-------- Supplied records

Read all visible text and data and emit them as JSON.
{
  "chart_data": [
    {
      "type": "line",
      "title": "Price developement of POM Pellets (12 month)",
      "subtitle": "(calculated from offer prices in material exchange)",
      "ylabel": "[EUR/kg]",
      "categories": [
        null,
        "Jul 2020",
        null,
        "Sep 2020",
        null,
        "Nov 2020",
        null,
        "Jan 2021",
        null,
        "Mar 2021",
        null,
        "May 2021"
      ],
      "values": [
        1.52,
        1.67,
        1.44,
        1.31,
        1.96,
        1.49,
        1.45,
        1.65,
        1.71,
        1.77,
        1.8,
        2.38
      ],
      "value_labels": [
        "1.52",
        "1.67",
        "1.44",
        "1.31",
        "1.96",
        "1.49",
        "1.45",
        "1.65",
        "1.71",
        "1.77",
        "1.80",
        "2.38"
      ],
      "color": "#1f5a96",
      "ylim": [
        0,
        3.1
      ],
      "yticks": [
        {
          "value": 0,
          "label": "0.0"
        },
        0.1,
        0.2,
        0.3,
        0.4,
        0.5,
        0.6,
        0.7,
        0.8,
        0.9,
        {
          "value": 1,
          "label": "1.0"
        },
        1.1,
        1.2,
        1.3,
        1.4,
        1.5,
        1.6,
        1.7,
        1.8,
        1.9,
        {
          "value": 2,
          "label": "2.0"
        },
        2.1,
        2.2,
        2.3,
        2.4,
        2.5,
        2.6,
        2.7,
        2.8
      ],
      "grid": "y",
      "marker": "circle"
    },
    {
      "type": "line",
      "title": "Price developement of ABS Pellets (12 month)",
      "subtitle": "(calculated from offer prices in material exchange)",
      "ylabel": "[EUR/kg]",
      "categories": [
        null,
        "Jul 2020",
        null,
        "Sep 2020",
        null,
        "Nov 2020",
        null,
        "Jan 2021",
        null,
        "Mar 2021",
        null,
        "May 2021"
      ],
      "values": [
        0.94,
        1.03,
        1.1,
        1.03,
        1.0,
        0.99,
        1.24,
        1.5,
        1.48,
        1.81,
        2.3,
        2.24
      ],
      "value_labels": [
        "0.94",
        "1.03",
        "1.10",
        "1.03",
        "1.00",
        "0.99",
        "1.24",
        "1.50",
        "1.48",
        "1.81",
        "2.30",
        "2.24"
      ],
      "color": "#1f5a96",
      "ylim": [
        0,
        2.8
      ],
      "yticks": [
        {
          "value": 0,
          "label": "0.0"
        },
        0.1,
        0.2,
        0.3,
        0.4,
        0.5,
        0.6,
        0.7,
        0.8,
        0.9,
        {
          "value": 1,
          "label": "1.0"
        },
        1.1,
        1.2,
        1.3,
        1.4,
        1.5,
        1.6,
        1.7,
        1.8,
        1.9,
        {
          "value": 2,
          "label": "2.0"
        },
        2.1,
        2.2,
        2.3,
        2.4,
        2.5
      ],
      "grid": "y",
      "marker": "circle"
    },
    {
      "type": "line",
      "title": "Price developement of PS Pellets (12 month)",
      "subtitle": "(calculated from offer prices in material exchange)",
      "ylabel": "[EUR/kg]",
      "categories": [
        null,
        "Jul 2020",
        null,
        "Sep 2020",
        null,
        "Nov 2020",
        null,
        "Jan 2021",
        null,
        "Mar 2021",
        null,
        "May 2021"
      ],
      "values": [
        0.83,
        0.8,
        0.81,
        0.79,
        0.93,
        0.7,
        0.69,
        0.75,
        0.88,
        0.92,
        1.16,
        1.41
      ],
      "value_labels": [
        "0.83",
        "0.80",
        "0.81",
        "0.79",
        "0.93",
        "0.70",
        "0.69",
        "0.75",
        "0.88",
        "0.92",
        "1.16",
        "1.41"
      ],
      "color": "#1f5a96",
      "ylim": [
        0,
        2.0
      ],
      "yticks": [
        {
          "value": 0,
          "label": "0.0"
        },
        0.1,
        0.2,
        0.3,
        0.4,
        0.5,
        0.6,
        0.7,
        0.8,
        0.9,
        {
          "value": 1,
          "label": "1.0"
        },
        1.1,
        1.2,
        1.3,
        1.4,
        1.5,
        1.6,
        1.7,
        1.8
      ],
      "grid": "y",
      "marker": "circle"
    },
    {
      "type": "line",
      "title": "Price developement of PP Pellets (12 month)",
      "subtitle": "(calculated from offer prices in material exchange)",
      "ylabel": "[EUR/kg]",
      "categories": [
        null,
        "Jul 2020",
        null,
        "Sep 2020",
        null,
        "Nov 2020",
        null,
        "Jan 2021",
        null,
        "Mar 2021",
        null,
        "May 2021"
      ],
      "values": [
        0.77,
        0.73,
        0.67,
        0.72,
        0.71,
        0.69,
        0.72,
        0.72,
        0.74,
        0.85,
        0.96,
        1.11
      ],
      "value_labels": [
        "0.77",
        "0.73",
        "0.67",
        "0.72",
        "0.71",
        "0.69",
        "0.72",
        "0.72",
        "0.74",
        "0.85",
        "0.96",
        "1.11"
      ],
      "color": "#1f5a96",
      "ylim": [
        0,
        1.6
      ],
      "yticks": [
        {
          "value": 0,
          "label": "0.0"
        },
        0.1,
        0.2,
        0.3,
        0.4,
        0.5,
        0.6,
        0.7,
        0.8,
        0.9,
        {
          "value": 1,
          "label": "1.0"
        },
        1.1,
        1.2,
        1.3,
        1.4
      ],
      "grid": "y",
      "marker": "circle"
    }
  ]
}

----------------

• Problem to solve
Faithfully transcribe the whole of the data.

• Answer in full
Read all visible text and data and emit them as JSON.
{
  "chart_data": [
    {
      "type": "line",
      "title": "Price developement of POM Pellets (12 month)",
      "subtitle": "(calculated from offer prices in material exchange)",
      "ylabel": "[EUR/kg]",
      "categories": [
        null,
        "Jul 2020",
        null,
        "Sep 2020",
        null,
        "Nov 2020",
        null,
        "Jan 2021",
        null,
        "Mar 2021",
        null,
        "May 2021"
      ],
      "values": [
        1.52,
        1.67,
        1.44,
        1.31,
        1.96,
        1.49,
        1.45,
        1.65,
        1.71,
        1.77,
        1.8,
        2.38
      ],
      "value_labels": [
        "1.52",
        "1.67",
        "1.44",
        "1.31",
        "1.96",
        "1.49",
        "1.45",
        "1.65",
        "1.71",
        "1.77",
        "1.80",
        "2.38"
      ],
      "color": "#1f5a96",
      "ylim": [
        0,
        3.1
      ],
      "yticks": [
        {
          "value": 0,
          "label": "0.0"
        },
        0.1,
        0.2,
        0.3,
        0.4,
        0.5,
        0.6,
        0.7,
        0.8,
        0.9,
        {
          "value": 1,
          "label": "1.0"
        },
        1.1,
        1.2,
        1.3,
        1.4,
        1.5,
        1.6,
        1.7,
        1.8,
        1.9,
        {
          "value": 2,
          "label": "2.0"
        },
        2.1,
        2.2,
        2.3,
        2.4,
        2.5,
        2.6,
        2.7,
        2.8
      ],
      "grid": "y",
      "marker": "circle"
    },
    {
      "type": "line",
      "title": "Price developement of ABS Pellets (12 month)",
      "subtitle": "(calculated from offer prices in material exchange)",
      "ylabel": "[EUR/kg]",
      "categories": [
        null,
        "Jul 2020",
        null,
        "Sep 2020",
        null,
        "Nov 2020",
        null,
        "Jan 2021",
        null,
        "Mar 2021",
        null,
        "May 2021"
      ],
      "values": [
        0.94,
        1.03,
        1.1,
        1.03,
        1.0,
        0.99,
        1.24,
        1.5,
        1.48,
        1.81,
        2.3,
        2.24
      ],
      "value_labels": [
        "0.94",
        "1.03",
        "1.10",
        "1.03",
        "1.00",
        "0.99",
        "1.24",
        "1.50",
        "1.48",
        "1.81",
        "2.30",
        "2.24"
      ],
      "color": "#1f5a96",
      "ylim": [
        0,
        2.8
      ],
      "yticks": [
        {
          "value": 0,
          "label": "0.0"
        },
        0.1,
        0.2,
        0.3,
        0.4,
        0.5,
        0.6,
        0.7,
        0.8,
        0.9,
        {
          "value": 1,
          "label": "1.0"
        },
        1.1,
        1.2,
        1.3,
        1.4,
        1.5,
        1.6,
        1.7,
        1.8,
        1.9,
        {
          "value": 2,
          "label": "2.0"
        },
        2.1,
        2.2,
        2.3,
        2.4,
        2.5
      ],
      "grid": "y",
      "marker": "circle"
    },
    {
      "type": "line",
      "title": "Price developement of PS Pellets (12 month)",
      "subtitle": "(calculated from offer prices in material exchange)",
      "ylabel": "[EUR/kg]",
      "categories": [
        null,
        "Jul 2020",
        null,
        "Sep 2020",
        null,
        "Nov 2020",
        null,
        "Jan 2021",
        null,
        "Mar 2021",
        null,
        "May 2021"
      ],
      "values": [
        0.83,
        0.8,
        0.81,
        0.79,
        0.93,
        0.7,
        0.69,
        0.75,
        0.88,
        0.92,
        1.16,
        1.41
      ],
      "value_labels": [
        "0.83",
        "0.80",
        "0.81",
        "0.79",
        "0.93",
        "0.70",
        "0.69",
        "0.75",
        "0.88",
        "0.92",
        "1.16",
        "1.41"
      ],
      "color": "#1f5a96",
      "ylim": [
        0,
        2.0
      ],
      "yticks": [
        {
          "value": 0,
          "label": "0.0"
        },
        0.1,
        0.2,
        0.3,
        0.4,
        0.5,
        0.6,
        0.7,
        0.8,
        0.9,
        {
          "value": 1,
          "label": "1.0"
        },
        1.1,
        1.2,
        1.3,
        1.4,
        1.5,
        1.6,
        1.7,
        1.8
      ],
      "grid": "y",
      "marker": "circle"
    },
    {
      "type": "line",
      "title": "Price developement of PP Pellets (12 month)",
      "subtitle": "(calculated from offer prices in material exchange)",
      "ylabel": "[EUR/kg]",
      "categories": [
        null,
        "Jul 2020",
        null,
        "Sep 2020",
        null,
        "Nov 2020",
        null,
        "Jan 2021",
        null,
        "Mar 2021",
        null,
        "May 2021"
      ],
      "values": [
        0.77,
        0.73,
        0.67,
        0.72,
        0.71,
        0.69,
        0.72,
        0.72,
        0.74,
        0.85,
        0.96,
        1.11
      ],
      "value_labels": [
        "0.77",
        "0.73",
        "0.67",
        "0.72",
        "0.71",
        "0.69",
        "0.72",
        "0.72",
        "0.74",
        "0.85",
        "0.96",
        "1.11"
      ],
      "color": "#1f5a96",
      "ylim": [
        0,
        1.6
      ],
      "yticks": [
        {
          "value": 0,
          "label": "0.0"
        },
        0.1,
        0.2,
        0.3,
        0.4,
        0.5,
        0.6,
        0.7,
        0.8,
        0.9,
        {
          "value": 1,
          "label": "1.0"
        },
        1.1,
        1.2,
        1.3,
        1.4
      ],
      "grid": "y",
      "marker": "circle"
    }
  ]
}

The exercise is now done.